** Start of Dataset excerpts **

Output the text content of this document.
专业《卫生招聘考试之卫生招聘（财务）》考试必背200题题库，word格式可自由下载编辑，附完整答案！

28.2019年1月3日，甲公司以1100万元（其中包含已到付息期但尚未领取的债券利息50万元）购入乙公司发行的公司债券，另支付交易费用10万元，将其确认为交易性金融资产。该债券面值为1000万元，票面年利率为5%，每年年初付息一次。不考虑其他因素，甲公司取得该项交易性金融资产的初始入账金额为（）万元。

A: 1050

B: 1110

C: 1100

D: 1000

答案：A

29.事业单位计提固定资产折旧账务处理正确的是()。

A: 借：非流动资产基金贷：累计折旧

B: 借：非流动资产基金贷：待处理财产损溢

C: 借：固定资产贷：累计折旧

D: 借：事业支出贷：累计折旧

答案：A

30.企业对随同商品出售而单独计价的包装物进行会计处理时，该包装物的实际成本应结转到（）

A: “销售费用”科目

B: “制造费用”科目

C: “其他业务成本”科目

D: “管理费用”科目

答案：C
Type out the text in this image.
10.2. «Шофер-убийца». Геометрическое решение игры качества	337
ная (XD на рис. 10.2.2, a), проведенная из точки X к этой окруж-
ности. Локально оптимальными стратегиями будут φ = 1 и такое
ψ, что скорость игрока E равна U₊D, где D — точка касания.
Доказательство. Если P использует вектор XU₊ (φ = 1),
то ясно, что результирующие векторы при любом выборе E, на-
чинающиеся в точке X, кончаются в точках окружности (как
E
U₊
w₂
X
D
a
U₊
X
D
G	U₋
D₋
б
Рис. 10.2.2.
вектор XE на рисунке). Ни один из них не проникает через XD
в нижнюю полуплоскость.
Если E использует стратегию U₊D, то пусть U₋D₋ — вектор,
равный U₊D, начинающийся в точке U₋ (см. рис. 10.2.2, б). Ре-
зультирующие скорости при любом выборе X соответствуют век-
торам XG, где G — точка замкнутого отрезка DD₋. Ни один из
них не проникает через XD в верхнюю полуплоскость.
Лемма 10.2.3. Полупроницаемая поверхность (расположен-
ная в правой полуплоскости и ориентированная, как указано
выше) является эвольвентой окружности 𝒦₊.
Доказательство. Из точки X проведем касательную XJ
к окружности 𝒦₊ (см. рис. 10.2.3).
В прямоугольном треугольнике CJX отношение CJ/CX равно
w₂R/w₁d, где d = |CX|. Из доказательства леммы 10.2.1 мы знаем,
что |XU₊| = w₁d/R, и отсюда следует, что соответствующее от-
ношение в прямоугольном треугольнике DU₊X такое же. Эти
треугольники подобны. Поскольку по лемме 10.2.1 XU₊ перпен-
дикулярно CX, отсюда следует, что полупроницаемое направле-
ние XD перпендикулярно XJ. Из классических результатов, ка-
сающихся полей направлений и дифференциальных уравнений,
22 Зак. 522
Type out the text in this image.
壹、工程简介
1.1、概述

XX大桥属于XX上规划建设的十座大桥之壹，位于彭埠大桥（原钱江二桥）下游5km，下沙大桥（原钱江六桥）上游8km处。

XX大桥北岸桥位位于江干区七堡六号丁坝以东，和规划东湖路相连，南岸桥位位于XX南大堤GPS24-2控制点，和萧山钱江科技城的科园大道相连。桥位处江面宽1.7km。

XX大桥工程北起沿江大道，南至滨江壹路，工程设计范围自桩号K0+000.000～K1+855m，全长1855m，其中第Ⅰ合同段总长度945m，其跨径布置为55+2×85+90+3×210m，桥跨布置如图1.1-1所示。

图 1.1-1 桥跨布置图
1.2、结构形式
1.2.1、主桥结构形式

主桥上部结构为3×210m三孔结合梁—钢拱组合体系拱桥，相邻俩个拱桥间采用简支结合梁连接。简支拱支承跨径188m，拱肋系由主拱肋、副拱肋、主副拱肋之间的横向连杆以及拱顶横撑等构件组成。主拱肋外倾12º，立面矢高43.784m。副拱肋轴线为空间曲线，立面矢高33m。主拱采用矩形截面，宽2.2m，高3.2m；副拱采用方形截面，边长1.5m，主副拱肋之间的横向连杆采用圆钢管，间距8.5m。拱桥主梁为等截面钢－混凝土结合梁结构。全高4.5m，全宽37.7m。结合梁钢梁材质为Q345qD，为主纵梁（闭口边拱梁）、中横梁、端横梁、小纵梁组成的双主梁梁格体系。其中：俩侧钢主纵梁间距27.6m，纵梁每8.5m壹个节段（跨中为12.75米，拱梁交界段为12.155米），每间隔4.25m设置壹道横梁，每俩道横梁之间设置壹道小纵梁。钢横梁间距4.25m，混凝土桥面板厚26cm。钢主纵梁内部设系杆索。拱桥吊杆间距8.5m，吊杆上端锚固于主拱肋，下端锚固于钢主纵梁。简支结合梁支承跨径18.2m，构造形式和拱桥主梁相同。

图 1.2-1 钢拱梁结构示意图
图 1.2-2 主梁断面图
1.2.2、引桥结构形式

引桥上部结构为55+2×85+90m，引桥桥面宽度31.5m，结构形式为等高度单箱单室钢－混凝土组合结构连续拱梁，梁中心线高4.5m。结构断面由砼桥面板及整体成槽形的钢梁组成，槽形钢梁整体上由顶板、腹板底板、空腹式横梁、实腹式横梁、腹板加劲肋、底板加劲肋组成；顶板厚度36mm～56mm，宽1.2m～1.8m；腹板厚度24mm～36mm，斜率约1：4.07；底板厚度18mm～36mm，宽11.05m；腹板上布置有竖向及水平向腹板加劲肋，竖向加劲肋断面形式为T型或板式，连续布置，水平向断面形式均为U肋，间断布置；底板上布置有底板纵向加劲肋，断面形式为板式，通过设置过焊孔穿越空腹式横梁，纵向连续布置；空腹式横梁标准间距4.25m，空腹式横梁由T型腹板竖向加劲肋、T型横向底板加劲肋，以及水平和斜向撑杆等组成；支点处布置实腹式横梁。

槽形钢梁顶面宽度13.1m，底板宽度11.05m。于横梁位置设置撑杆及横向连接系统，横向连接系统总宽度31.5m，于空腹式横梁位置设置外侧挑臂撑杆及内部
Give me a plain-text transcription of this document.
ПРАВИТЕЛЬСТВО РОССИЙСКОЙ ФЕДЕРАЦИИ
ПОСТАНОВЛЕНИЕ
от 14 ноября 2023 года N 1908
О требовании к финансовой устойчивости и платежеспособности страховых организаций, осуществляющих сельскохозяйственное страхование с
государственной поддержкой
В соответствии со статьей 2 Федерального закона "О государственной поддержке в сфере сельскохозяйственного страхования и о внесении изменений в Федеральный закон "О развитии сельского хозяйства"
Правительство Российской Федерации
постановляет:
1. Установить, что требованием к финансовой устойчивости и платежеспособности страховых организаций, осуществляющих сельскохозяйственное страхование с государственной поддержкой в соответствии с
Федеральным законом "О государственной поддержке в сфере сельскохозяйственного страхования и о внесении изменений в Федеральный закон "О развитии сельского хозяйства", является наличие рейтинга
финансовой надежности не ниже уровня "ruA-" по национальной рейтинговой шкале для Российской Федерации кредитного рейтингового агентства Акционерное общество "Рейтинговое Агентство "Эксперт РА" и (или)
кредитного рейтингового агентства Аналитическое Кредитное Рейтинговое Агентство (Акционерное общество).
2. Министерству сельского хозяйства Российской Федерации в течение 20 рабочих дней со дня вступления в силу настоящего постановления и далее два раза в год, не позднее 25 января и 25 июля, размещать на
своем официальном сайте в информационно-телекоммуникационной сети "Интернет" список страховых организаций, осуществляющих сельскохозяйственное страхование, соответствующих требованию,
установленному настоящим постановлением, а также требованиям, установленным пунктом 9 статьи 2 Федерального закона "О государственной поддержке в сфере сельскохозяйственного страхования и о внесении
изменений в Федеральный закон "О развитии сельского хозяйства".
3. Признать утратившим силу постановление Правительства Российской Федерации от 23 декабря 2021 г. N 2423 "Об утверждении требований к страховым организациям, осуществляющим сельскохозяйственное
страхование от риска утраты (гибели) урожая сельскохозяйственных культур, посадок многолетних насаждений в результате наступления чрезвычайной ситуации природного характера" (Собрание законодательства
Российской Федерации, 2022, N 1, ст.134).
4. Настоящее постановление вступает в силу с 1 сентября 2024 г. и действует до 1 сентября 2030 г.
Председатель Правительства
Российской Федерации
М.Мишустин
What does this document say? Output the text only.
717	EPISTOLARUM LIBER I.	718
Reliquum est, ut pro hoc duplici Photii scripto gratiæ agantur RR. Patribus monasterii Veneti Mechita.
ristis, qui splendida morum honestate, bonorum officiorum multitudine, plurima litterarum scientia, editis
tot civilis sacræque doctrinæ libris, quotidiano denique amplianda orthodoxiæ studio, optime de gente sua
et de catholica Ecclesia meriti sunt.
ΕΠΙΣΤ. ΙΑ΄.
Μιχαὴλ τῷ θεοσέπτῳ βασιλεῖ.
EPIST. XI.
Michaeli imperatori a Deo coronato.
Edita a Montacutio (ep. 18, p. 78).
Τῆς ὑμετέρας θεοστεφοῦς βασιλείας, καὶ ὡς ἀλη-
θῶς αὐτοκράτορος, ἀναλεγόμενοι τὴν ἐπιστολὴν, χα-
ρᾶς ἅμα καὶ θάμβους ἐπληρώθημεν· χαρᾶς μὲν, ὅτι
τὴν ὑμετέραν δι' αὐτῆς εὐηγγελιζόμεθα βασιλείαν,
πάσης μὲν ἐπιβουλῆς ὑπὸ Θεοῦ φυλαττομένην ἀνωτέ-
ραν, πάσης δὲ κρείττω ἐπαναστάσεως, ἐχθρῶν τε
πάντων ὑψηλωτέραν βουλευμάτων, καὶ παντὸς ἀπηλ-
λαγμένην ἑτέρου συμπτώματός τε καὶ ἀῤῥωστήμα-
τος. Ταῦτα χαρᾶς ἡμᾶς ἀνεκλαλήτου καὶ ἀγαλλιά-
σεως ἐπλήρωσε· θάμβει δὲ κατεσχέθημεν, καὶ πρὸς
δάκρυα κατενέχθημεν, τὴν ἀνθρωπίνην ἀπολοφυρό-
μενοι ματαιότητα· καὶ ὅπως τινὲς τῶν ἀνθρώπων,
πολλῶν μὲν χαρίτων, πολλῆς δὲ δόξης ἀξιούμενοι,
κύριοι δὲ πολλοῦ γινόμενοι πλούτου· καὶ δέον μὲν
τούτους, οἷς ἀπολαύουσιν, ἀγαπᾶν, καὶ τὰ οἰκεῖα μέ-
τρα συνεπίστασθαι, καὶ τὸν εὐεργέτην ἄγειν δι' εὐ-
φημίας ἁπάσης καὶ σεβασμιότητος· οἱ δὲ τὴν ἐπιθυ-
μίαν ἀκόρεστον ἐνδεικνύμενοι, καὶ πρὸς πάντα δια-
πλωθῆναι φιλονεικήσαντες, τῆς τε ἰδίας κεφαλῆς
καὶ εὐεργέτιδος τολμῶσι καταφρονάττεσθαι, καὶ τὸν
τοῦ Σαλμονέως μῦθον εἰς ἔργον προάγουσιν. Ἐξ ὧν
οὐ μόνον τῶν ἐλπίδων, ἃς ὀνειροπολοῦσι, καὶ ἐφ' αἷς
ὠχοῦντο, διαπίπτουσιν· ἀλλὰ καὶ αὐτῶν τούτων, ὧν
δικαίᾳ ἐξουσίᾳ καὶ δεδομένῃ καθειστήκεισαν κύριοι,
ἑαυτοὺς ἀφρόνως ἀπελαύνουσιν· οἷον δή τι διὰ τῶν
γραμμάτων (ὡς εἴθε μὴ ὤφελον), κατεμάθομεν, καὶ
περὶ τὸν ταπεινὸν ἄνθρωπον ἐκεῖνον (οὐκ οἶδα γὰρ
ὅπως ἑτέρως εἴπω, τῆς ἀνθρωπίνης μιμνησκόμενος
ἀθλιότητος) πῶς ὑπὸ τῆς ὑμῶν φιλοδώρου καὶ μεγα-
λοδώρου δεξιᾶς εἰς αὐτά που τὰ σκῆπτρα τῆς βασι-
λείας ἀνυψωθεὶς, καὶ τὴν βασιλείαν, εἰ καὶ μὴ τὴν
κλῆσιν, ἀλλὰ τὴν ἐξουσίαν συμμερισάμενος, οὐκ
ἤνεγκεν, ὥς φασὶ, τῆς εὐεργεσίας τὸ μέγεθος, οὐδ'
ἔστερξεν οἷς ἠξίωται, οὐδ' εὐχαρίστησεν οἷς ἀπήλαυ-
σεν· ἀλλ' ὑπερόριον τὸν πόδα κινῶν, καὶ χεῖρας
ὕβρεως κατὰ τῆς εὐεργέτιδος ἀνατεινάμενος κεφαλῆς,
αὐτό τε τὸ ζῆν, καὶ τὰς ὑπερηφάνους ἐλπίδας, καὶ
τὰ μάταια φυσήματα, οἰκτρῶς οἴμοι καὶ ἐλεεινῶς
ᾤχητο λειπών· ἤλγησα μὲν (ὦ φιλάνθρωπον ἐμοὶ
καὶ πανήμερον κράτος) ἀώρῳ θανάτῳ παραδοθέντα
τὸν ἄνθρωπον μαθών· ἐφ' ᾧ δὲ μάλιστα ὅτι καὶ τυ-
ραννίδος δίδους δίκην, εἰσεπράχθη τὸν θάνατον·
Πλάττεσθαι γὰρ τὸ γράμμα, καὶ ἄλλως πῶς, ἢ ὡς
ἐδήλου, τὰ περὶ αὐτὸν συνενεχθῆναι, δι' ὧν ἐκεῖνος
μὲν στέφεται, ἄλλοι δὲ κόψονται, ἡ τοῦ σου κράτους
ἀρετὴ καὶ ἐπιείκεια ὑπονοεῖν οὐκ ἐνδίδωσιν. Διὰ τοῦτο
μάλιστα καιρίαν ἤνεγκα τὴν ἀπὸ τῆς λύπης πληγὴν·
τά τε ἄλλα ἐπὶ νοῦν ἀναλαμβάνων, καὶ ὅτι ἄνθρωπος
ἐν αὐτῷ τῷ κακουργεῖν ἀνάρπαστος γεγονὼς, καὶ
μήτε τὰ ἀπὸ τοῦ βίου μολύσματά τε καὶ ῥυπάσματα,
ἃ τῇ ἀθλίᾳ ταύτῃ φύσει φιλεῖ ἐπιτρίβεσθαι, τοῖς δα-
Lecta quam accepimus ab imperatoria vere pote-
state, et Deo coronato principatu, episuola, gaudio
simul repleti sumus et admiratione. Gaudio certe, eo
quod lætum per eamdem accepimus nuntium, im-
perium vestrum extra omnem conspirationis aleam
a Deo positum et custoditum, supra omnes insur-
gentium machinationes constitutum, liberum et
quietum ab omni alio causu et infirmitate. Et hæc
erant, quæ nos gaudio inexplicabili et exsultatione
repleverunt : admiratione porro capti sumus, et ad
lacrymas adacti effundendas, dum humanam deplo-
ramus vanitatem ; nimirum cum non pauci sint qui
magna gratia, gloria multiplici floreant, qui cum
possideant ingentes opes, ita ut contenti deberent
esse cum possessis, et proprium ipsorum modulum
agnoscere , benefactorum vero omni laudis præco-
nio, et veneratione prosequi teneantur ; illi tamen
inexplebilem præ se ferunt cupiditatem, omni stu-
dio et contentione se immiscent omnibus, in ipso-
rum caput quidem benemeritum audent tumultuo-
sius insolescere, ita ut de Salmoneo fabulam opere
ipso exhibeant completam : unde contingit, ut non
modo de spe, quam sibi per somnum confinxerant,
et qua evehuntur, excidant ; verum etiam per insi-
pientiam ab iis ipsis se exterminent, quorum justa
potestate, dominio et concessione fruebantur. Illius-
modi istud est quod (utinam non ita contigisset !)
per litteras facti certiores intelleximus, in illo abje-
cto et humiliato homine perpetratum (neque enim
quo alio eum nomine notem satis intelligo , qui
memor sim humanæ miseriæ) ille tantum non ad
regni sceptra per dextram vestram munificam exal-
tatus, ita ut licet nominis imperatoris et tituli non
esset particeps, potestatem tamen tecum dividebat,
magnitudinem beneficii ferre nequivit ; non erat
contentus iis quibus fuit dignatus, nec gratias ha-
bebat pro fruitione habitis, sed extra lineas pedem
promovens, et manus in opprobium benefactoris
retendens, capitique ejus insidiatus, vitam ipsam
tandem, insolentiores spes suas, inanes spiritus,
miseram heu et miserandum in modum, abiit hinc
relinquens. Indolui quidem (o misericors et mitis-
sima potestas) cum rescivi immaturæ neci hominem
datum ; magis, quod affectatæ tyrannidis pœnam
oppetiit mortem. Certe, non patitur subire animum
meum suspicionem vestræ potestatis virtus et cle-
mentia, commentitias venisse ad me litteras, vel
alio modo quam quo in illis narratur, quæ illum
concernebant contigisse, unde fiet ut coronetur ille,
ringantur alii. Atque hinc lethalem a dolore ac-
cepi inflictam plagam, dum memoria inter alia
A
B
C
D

** End of Dataset excerpts **

Pull out every line in the material above where "πρὸς" occurs.

### Written response
σεως ἐπλήρωσε· θάμβει δὲ κατεσχέθημεν, καὶ πρὸς
μίαν ἀκόρεστον ἐνδεικνύμενοι, καὶ πρὸς πάντα δια-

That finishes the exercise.